— Exercise materials —
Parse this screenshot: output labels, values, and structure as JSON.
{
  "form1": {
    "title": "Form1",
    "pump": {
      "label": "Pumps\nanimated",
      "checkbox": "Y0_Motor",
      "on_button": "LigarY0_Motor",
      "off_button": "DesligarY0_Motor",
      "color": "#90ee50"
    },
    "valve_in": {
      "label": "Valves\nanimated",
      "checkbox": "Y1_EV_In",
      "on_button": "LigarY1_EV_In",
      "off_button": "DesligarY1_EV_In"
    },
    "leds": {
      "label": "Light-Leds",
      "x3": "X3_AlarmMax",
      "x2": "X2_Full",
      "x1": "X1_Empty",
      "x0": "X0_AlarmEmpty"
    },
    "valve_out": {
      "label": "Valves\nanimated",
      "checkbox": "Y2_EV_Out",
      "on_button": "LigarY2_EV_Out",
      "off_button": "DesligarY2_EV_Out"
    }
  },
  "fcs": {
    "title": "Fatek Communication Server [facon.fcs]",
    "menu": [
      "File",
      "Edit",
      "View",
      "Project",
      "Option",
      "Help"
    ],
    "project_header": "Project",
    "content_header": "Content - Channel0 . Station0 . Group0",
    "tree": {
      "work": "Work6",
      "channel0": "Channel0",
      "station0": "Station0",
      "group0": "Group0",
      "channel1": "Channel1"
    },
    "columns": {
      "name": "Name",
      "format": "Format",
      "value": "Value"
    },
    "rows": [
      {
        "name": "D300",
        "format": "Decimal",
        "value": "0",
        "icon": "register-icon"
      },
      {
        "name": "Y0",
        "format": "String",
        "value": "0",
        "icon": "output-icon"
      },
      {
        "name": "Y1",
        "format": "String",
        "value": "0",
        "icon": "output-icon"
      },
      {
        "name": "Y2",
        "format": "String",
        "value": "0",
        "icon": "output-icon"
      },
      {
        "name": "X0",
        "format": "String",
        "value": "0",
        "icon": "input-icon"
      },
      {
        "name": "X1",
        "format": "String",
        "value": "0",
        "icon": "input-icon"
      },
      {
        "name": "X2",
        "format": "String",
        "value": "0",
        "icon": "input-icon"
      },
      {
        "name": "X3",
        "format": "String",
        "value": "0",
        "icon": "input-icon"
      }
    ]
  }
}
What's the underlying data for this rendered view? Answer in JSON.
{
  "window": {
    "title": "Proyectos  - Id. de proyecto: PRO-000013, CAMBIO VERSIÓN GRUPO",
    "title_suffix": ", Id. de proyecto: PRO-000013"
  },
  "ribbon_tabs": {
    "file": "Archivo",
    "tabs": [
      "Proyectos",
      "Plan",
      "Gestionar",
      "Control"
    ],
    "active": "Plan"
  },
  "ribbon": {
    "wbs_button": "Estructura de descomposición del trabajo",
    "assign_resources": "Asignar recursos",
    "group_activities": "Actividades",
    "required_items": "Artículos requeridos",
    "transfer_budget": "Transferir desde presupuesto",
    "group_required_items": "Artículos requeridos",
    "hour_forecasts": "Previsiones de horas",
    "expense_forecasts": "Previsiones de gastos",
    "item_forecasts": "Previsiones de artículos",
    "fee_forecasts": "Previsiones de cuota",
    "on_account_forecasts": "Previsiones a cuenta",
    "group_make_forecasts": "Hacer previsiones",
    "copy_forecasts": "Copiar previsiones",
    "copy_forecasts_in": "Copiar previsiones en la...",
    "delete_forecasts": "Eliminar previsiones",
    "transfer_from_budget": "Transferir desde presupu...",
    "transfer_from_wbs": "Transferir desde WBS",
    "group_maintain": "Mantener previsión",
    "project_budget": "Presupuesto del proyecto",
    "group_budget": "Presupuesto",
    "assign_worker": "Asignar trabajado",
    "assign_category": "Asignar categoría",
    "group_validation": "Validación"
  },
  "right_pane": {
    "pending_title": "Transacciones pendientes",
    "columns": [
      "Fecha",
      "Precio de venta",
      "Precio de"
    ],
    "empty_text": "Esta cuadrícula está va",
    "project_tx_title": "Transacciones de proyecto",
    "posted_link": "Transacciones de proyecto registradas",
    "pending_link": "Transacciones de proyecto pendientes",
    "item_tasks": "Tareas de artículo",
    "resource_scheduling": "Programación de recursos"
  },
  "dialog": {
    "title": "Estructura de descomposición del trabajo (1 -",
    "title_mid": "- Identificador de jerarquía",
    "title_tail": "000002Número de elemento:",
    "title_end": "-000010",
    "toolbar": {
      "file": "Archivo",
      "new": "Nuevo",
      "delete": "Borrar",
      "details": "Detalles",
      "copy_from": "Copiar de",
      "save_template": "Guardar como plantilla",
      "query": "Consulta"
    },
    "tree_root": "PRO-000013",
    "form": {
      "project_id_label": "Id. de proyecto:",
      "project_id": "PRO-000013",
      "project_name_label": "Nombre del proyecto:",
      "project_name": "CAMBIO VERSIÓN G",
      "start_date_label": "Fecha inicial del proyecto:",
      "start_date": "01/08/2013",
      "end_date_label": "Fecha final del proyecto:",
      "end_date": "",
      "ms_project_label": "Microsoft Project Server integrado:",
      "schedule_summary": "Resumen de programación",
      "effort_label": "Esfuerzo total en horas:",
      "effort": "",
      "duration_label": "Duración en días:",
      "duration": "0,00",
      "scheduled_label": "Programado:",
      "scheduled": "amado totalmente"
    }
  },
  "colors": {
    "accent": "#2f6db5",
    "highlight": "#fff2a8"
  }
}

— Exercise task —
Exactly as shown, repeat every record.

— Exercise solution —
Parse this screenshot: output labels, values, and structure as JSON.
{
  "form1": {
    "title": "Form1",
    "pump": {
      "label": "Pumps\nanimated",
      "checkbox": "Y0_Motor",
      "on_button": "LigarY0_Motor",
      "off_button": "DesligarY0_Motor",
      "color": "#90ee50"
    },
    "valve_in": {
      "label": "Valves\nanimated",
      "checkbox": "Y1_EV_In",
      "on_button": "LigarY1_EV_In",
      "off_button": "DesligarY1_EV_In"
    },
    "leds": {
      "label": "Light-Leds",
      "x3": "X3_AlarmMax",
      "x2": "X2_Full",
      "x1": "X1_Empty",
      "x0": "X0_AlarmEmpty"
    },
    "valve_out": {
      "label": "Valves\nanimated",
      "checkbox": "Y2_EV_Out",
      "on_button": "LigarY2_EV_Out",
      "off_button": "DesligarY2_EV_Out"
    }
  },
  "fcs": {
    "title": "Fatek Communication Server [facon.fcs]",
    "menu": [
      "File",
      "Edit",
      "View",
      "Project",
      "Option",
      "Help"
    ],
    "project_header": "Project",
    "content_header": "Content - Channel0 . Station0 . Group0",
    "tree": {
      "work": "Work6",
      "channel0": "Channel0",
      "station0": "Station0",
      "group0": "Group0",
      "channel1": "Channel1"
    },
    "columns": {
      "name": "Name",
      "format": "Format",
      "value": "Value"
    },
    "rows": [
      {
        "name": "D300",
        "format": "Decimal",
        "value": "0",
        "icon": "register-icon"
      },
      {
        "name": "Y0",
        "format": "String",
        "value": "0",
        "icon": "output-icon"
      },
      {
        "name": "Y1",
        "format": "String",
        "value": "0",
        "icon": "output-icon"
      },
      {
        "name": "Y2",
        "format": "String",
        "value": "0",
        "icon": "output-icon"
      },
      {
        "name": "X0",
        "format": "String",
        "value": "0",
        "icon": "input-icon"
      },
      {
        "name": "X1",
        "format": "String",
        "value": "0",
        "icon": "input-icon"
      },
      {
        "name": "X2",
        "format": "String",
        "value": "0",
        "icon": "input-icon"
      },
      {
        "name": "X3",
        "format": "String",
        "value": "0",
        "icon": "input-icon"
      }
    ]
  }
}
What's the underlying data for this rendered view? Answer in JSON.
{
  "window": {
    "title": "Proyectos  - Id. de proyecto: PRO-000013, CAMBIO VERSIÓN GRUPO",
    "title_suffix": ", Id. de proyecto: PRO-000013"
  },
  "ribbon_tabs": {
    "file": "Archivo",
    "tabs": [
      "Proyectos",
      "Plan",
      "Gestionar",
      "Control"
    ],
    "active": "Plan"
  },
  "ribbon": {
    "wbs_button": "Estructura de descomposición del trabajo",
    "assign_resources": "Asignar recursos",
    "group_activities": "Actividades",
    "required_items": "Artículos requeridos",
    "transfer_budget": "Transferir desde presupuesto",
    "group_required_items": "Artículos requeridos",
    "hour_forecasts": "Previsiones de horas",
    "expense_forecasts": "Previsiones de gastos",
    "item_forecasts": "Previsiones de artículos",
    "fee_forecasts": "Previsiones de cuota",
    "on_account_forecasts": "Previsiones a cuenta",
    "group_make_forecasts": "Hacer previsiones",
    "copy_forecasts": "Copiar previsiones",
    "copy_forecasts_in": "Copiar previsiones en la...",
    "delete_forecasts": "Eliminar previsiones",
    "transfer_from_budget": "Transferir desde presupu...",
    "transfer_from_wbs": "Transferir desde WBS",
    "group_maintain": "Mantener previsión",
    "project_budget": "Presupuesto del proyecto",
    "group_budget": "Presupuesto",
    "assign_worker": "Asignar trabajado",
    "assign_category": "Asignar categoría",
    "group_validation": "Validación"
  },
  "right_pane": {
    "pending_title": "Transacciones pendientes",
    "columns": [
      "Fecha",
      "Precio de venta",
      "Precio de"
    ],
    "empty_text": "Esta cuadrícula está va",
    "project_tx_title": "Transacciones de proyecto",
    "posted_link": "Transacciones de proyecto registradas",
    "pending_link": "Transacciones de proyecto pendientes",
    "item_tasks": "Tareas de artículo",
    "resource_scheduling": "Programación de recursos"
  },
  "dialog": {
    "title": "Estructura de descomposición del trabajo (1 -",
    "title_mid": "- Identificador de jerarquía",
    "title_tail": "000002Número de elemento:",
    "title_end": "-000010",
    "toolbar": {
      "file": "Archivo",
      "new": "Nuevo",
      "delete": "Borrar",
      "details": "Detalles",
      "copy_from": "Copiar de",
      "save_template": "Guardar como plantilla",
      "query": "Consulta"
    },
    "tree_root": "PRO-000013",
    "form": {
      "project_id_label": "Id. de proyecto:",
      "project_id": "PRO-000013",
      "project_name_label": "Nombre del proyecto:",
      "project_name": "CAMBIO VERSIÓN G",
      "start_date_label": "Fecha inicial del proyecto:",
      "start_date": "01/08/2013",
      "end_date_label": "Fecha final del proyecto:",
      "end_date": "",
      "ms_project_label": "Microsoft Project Server integrado:",
      "schedule_summary": "Resumen de programación",
      "effort_label": "Esfuerzo total en horas:",
      "effort": "",
      "duration_label": "Duración en días:",
      "duration": "0,00",
      "scheduled_label": "Programado:",
      "scheduled": "amado totalmente"
    }
  },
  "colors": {
    "accent": "#2f6db5",
    "highlight": "#fff2a8"
  }
}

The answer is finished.